WHAT IS NEEDED: Go through the entries one line at a time, and gather every line that has the word "within".
☆ ☆ ☆
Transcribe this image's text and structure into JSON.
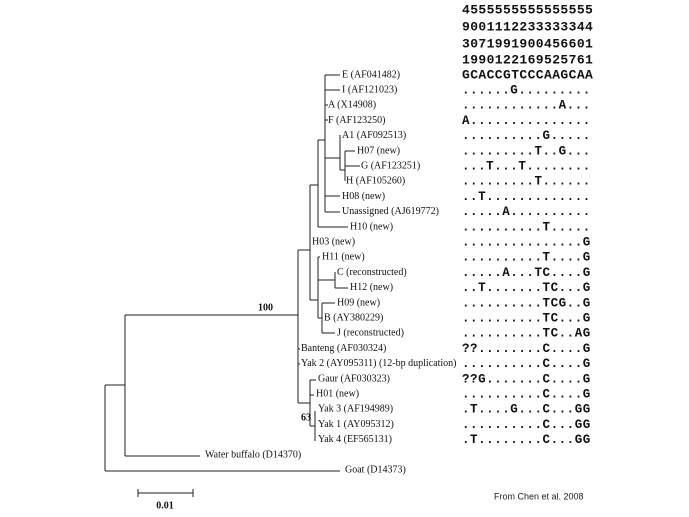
{
  "header_rows": [
    "4555555555555555",
    "9001112233333344",
    "3071991900456601",
    "1990122169525761"
  ],
  "taxa": [
    {
      "label": "E (AF041482)",
      "sequence": "GCACCGTCCCAAGCAA"
    },
    {
      "label": "I (AF121023)",
      "sequence": "......G........."
    },
    {
      "label": "A (X14908)",
      "sequence": "............A..."
    },
    {
      "label": "F (AF123250)",
      "sequence": "A..............."
    },
    {
      "label": "A1 (AF092513)",
      "sequence": "..........G....."
    },
    {
      "label": "H07 (new)",
      "sequence": ".........T..G..."
    },
    {
      "label": "G (AF123251)",
      "sequence": "...T...T........"
    },
    {
      "label": "H (AF105260)",
      "sequence": ".........T......"
    },
    {
      "label": "H08 (new)",
      "sequence": "..T............."
    },
    {
      "label": "Unassigned (AJ619772)",
      "sequence": ".....A.........."
    },
    {
      "label": "H10 (new)",
      "sequence": "..........T....."
    },
    {
      "label": "H03 (new)",
      "sequence": "...............G"
    },
    {
      "label": "H11 (new)",
      "sequence": "..........T....G"
    },
    {
      "label": "C (reconstructed)",
      "sequence": ".....A...TC....G"
    },
    {
      "label": "H12 (new)",
      "sequence": "..T.......TC...G"
    },
    {
      "label": "H09 (new)",
      "sequence": "..........TCG..G"
    },
    {
      "label": "B (AY380229)",
      "sequence": "..........TC...G"
    },
    {
      "label": "J (reconstructed)",
      "sequence": "..........TC..AG"
    },
    {
      "label": "Banteng (AF030324)",
      "sequence": "??........C....G"
    },
    {
      "label": "Yak 2 (AY095311) (12-bp duplication)",
      "sequence": "..........C....G"
    },
    {
      "label": "Gaur (AF030323)",
      "sequence": "??G.......C....G"
    },
    {
      "label": "H01 (new)",
      "sequence": "..........C....G"
    },
    {
      "label": "Yak 3 (AF194989)",
      "sequence": ".T....G...C...GG"
    },
    {
      "label": "Yak 1 (AY095312)",
      "sequence": "..........C...GG"
    },
    {
      "label": "Yak 4 (EF565131)",
      "sequence": ".T........C...GG"
    },
    {
      "label": "Water buffalo (D14370)"
    },
    {
      "label": "Goat (D14373)"
    }
  ],
  "bootstrap": [
    "100",
    "63"
  ],
  "scale_bar": "0.01",
  "credit": "From Chen et al. 2008"
}
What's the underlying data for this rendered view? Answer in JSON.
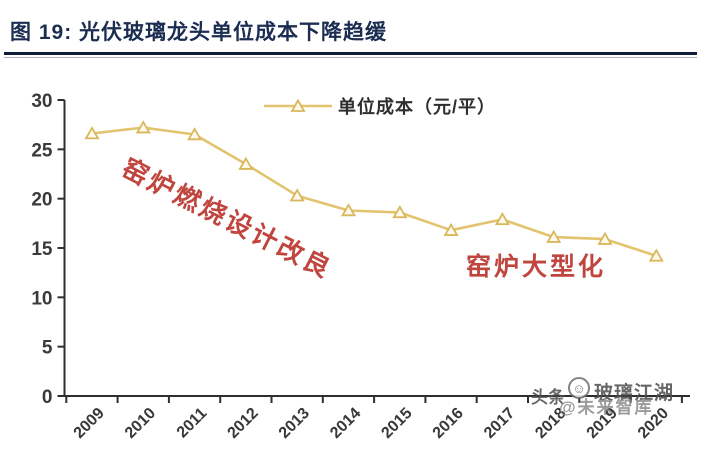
{
  "header": {
    "title": "图 19:  光伏玻璃龙头单位成本下降趋缓"
  },
  "chart_data": {
    "type": "line",
    "title": "光伏玻璃龙头单位成本下降趋缓",
    "legend": "单位成本（元/平）",
    "legend_position": "top-center",
    "categories": [
      "2009",
      "2010",
      "2011",
      "2012",
      "2013",
      "2014",
      "2015",
      "2016",
      "2017",
      "2018",
      "2019",
      "2020"
    ],
    "series": [
      {
        "name": "单位成本（元/平）",
        "values": [
          26.6,
          27.2,
          26.5,
          23.5,
          20.3,
          18.8,
          18.6,
          16.8,
          17.9,
          16.1,
          15.9,
          14.2
        ]
      }
    ],
    "xlabel": "",
    "ylabel": "",
    "ylim": [
      0,
      30
    ],
    "ytick_step": 5,
    "grid": false,
    "marker": "open-triangle",
    "colors": {
      "line": "#e2c36e",
      "marker_fill": "#fdf9ec",
      "marker_stroke": "#d9b75c",
      "axis": "#2e2e2e",
      "tick_label": "#3a3a3a"
    }
  },
  "annotations": [
    {
      "text": "窑炉燃烧设计改良",
      "color": "#c0453f",
      "rotation_deg": 27
    },
    {
      "text": "窑炉大型化",
      "color": "#c0453f",
      "rotation_deg": 0
    }
  ],
  "watermark": {
    "prefix": "头条",
    "avatar_icon": "smiley-avatar",
    "account": "玻璃江湖",
    "overlay": "@未来智库"
  }
}
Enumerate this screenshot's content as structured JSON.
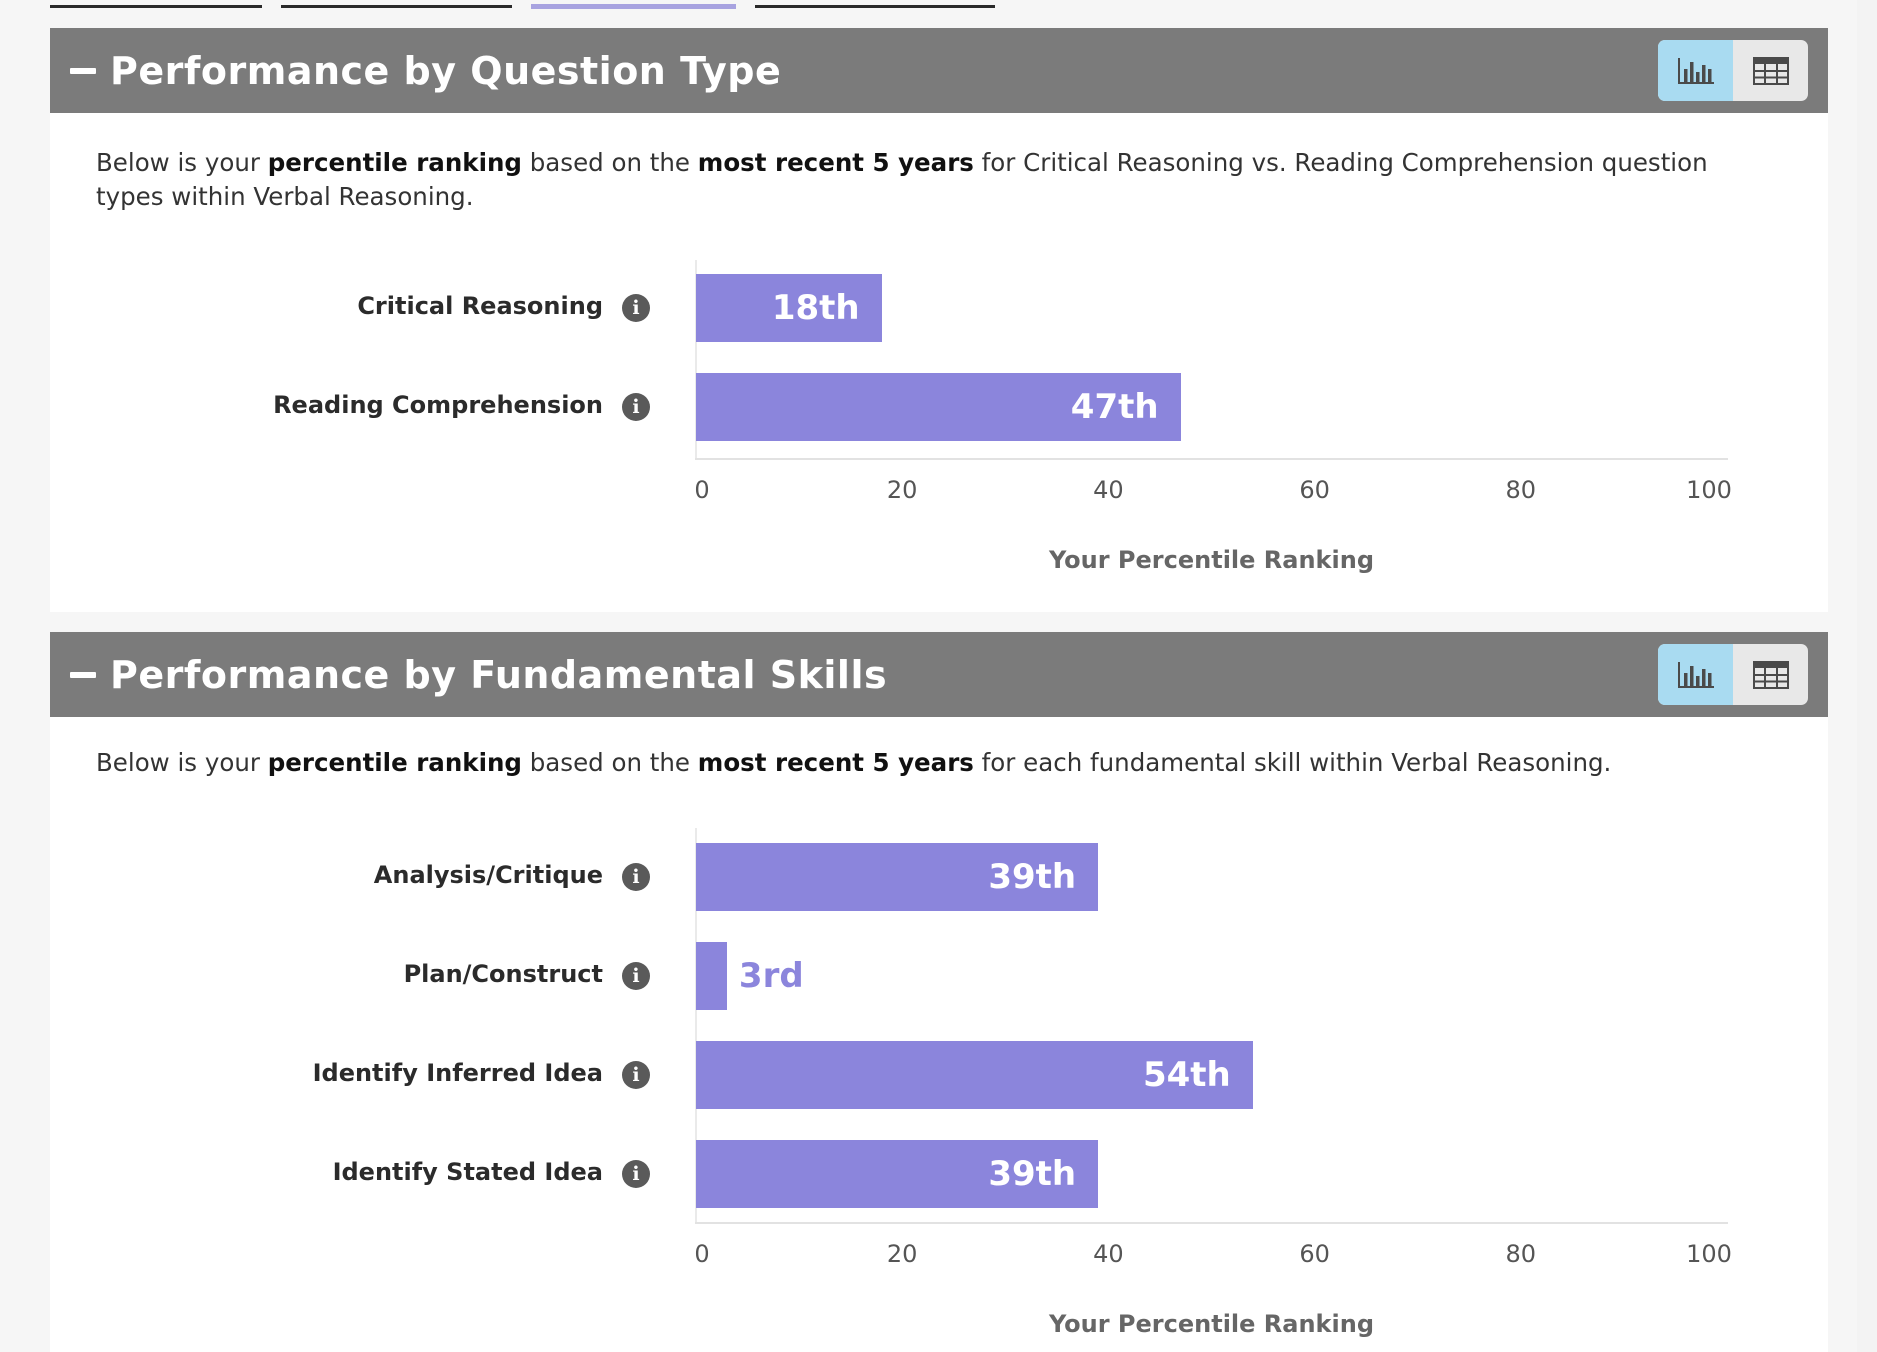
{
  "colors": {
    "header_bg": "#7b7b7b",
    "bar": "#8b85dc",
    "toggle_active": "#a9dbf1",
    "tab_active": "#a8a3e0"
  },
  "tabs": [
    {
      "active": false
    },
    {
      "active": false
    },
    {
      "active": true
    },
    {
      "active": false
    }
  ],
  "panels": [
    {
      "title": "Performance by Question Type",
      "description": [
        {
          "text": "Below is your ",
          "bold": false
        },
        {
          "text": "percentile ranking",
          "bold": true
        },
        {
          "text": " based on the ",
          "bold": false
        },
        {
          "text": "most recent 5 years",
          "bold": true
        },
        {
          "text": " for Critical Reasoning vs. Reading Comprehension question types within Verbal Reasoning.",
          "bold": false
        }
      ],
      "view_toggle": {
        "chart_icon": "bar-chart-icon",
        "table_icon": "table-icon",
        "active": "chart"
      },
      "chart_data": {
        "type": "bar",
        "orientation": "horizontal",
        "categories": [
          "Critical Reasoning",
          "Reading Comprehension"
        ],
        "values": [
          18,
          47
        ],
        "value_labels": [
          "18th",
          "47th"
        ],
        "xlim": [
          0,
          100
        ],
        "xticks": [
          "0",
          "20",
          "40",
          "60",
          "80",
          "100"
        ],
        "xlabel": "Your Percentile Ranking"
      }
    },
    {
      "title": "Performance by Fundamental Skills",
      "description": [
        {
          "text": "Below is your ",
          "bold": false
        },
        {
          "text": "percentile ranking",
          "bold": true
        },
        {
          "text": " based on the ",
          "bold": false
        },
        {
          "text": "most recent 5 years",
          "bold": true
        },
        {
          "text": " for each fundamental skill within Verbal Reasoning.",
          "bold": false
        }
      ],
      "view_toggle": {
        "chart_icon": "bar-chart-icon",
        "table_icon": "table-icon",
        "active": "chart"
      },
      "chart_data": {
        "type": "bar",
        "orientation": "horizontal",
        "categories": [
          "Analysis/Critique",
          "Plan/Construct",
          "Identify Inferred Idea",
          "Identify Stated Idea"
        ],
        "values": [
          39,
          3,
          54,
          39
        ],
        "value_labels": [
          "39th",
          "3rd",
          "54th",
          "39th"
        ],
        "xlim": [
          0,
          100
        ],
        "xticks": [
          "0",
          "20",
          "40",
          "60",
          "80",
          "100"
        ],
        "xlabel": "Your Percentile Ranking"
      }
    }
  ]
}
☆ ☆ ☆
RESPONSE TO THE EXERCISE:
          "text": " for Critical Reasoning vs. Reading Comprehension question types within Verbal Reasoning.",
          "text": " for each fundamental skill within Verbal Reasoning.",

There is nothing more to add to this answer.